■ EXERCISE: Copy all lines in which the word "page" can be found.

---- INPUT MATERIAL

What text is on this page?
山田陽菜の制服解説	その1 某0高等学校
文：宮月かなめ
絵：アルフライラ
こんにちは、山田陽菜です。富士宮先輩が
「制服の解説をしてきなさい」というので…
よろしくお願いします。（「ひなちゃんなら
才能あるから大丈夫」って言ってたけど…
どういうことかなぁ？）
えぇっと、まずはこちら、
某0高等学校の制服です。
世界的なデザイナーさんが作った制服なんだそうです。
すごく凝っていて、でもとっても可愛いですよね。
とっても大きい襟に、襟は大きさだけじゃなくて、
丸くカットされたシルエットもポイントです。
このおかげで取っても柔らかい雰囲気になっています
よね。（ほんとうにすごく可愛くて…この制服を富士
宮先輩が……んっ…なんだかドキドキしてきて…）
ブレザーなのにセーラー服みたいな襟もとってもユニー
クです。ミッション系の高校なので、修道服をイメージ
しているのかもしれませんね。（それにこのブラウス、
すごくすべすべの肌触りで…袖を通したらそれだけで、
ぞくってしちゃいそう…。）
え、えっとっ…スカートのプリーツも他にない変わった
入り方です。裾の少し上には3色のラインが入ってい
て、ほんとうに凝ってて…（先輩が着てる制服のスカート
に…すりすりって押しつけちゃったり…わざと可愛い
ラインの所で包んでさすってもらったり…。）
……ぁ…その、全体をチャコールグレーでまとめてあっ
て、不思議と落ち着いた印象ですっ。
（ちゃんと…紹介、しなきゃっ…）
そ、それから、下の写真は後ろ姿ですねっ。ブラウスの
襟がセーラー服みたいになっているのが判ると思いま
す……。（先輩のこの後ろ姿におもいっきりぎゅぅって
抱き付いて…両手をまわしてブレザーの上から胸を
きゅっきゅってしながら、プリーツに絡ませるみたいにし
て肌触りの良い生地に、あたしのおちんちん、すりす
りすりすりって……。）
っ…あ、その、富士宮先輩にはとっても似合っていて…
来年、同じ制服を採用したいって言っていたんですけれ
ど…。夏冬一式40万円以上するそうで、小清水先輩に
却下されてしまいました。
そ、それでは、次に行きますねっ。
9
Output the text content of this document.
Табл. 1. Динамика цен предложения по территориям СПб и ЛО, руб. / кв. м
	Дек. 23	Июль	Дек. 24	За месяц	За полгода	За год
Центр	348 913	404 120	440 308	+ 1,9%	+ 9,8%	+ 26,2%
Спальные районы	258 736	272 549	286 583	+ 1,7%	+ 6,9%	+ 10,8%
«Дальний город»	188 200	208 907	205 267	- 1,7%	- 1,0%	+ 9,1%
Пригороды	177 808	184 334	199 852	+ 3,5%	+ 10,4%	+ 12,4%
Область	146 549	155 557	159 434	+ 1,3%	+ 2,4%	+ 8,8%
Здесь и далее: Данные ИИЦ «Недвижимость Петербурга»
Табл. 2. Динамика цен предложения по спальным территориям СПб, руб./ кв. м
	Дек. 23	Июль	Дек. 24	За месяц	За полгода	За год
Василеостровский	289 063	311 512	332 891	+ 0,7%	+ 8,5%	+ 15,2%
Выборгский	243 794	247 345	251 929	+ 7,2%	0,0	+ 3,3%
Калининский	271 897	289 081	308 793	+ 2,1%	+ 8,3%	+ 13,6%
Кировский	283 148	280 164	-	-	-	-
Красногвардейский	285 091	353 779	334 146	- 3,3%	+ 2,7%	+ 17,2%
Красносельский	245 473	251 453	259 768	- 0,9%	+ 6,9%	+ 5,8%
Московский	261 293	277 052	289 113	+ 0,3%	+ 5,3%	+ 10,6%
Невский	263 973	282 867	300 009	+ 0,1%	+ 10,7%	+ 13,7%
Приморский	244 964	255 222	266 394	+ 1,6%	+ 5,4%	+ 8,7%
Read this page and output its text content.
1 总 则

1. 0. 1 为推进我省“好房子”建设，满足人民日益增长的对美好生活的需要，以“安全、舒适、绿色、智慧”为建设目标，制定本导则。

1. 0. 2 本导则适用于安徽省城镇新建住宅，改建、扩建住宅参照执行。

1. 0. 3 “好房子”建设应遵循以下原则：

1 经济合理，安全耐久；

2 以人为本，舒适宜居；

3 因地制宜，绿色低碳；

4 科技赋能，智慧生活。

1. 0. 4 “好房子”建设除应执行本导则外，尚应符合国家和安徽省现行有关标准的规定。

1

--------

■ WRITTEN ANSWER:
What text is on this page?
Read this page and output its text content.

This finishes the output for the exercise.